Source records
%%

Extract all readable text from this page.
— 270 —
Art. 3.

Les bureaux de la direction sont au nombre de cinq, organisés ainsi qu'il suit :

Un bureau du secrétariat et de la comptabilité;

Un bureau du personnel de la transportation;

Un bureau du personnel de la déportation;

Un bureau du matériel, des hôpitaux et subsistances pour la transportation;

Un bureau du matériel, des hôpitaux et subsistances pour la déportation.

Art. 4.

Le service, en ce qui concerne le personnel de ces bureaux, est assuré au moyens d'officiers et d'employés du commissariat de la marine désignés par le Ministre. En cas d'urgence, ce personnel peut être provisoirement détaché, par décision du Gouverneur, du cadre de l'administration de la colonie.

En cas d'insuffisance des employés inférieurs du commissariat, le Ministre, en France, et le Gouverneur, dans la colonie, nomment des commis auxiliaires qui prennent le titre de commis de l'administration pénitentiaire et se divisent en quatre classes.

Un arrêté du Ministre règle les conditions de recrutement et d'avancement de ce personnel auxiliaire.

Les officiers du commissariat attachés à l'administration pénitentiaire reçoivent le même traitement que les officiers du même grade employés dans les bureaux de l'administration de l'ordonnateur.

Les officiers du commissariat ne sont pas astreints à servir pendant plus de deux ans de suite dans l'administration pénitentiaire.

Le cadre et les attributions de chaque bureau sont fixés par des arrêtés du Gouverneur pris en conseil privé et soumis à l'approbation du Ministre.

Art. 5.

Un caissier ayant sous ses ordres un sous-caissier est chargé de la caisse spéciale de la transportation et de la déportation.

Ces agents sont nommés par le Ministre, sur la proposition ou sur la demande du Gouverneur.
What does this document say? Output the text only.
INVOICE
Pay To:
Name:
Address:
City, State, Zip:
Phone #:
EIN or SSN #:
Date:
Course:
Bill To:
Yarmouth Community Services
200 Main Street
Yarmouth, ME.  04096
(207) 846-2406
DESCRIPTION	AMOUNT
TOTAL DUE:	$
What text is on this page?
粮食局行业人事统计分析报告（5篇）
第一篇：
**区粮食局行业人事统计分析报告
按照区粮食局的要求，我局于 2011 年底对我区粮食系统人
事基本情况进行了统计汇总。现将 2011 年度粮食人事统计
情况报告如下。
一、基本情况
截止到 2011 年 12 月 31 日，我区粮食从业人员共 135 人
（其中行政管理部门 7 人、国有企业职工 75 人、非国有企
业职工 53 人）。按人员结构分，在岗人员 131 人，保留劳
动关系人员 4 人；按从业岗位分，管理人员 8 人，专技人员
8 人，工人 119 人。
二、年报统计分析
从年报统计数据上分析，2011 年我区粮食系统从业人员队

%%

Write out each line of the data above again, exactly as given.

Problem solution:
Extract all readable text from this page.
— 270 —
Art. 3.

Les bureaux de la direction sont au nombre de cinq, organisés ainsi qu'il suit :

Un bureau du secrétariat et de la comptabilité;

Un bureau du personnel de la transportation;

Un bureau du personnel de la déportation;

Un bureau du matériel, des hôpitaux et subsistances pour la transportation;

Un bureau du matériel, des hôpitaux et subsistances pour la déportation.

Art. 4.

Le service, en ce qui concerne le personnel de ces bureaux, est assuré au moyens d'officiers et d'employés du commissariat de la marine désignés par le Ministre. En cas d'urgence, ce personnel peut être provisoirement détaché, par décision du Gouverneur, du cadre de l'administration de la colonie.

En cas d'insuffisance des employés inférieurs du commissariat, le Ministre, en France, et le Gouverneur, dans la colonie, nomment des commis auxiliaires qui prennent le titre de commis de l'administration pénitentiaire et se divisent en quatre classes.

Un arrêté du Ministre règle les conditions de recrutement et d'avancement de ce personnel auxiliaire.

Les officiers du commissariat attachés à l'administration pénitentiaire reçoivent le même traitement que les officiers du même grade employés dans les bureaux de l'administration de l'ordonnateur.

Les officiers du commissariat ne sont pas astreints à servir pendant plus de deux ans de suite dans l'administration pénitentiaire.

Le cadre et les attributions de chaque bureau sont fixés par des arrêtés du Gouverneur pris en conseil privé et soumis à l'approbation du Ministre.

Art. 5.

Un caissier ayant sous ses ordres un sous-caissier est chargé de la caisse spéciale de la transportation et de la déportation.

Ces agents sont nommés par le Ministre, sur la proposition ou sur la demande du Gouverneur.
What does this document say? Output the text only.
INVOICE
Pay To:
Name:
Address:
City, State, Zip:
Phone #:
EIN or SSN #:
Date:
Course:
Bill To:
Yarmouth Community Services
200 Main Street
Yarmouth, ME.  04096
(207) 846-2406
DESCRIPTION	AMOUNT
TOTAL DUE:	$
What text is on this page?
粮食局行业人事统计分析报告（5篇）
第一篇：
**区粮食局行业人事统计分析报告
按照区粮食局的要求，我局于 2011 年底对我区粮食系统人
事基本情况进行了统计汇总。现将 2011 年度粮食人事统计
情况报告如下。
一、基本情况
截止到 2011 年 12 月 31 日，我区粮食从业人员共 135 人
（其中行政管理部门 7 人、国有企业职工 75 人、非国有企
业职工 53 人）。按人员结构分，在岗人员 131 人，保留劳
动关系人员 4 人；按从业岗位分，管理人员 8 人，专技人员
8 人，工人 119 人。
二、年报统计分析
从年报统计数据上分析，2011 年我区粮食系统从业人员队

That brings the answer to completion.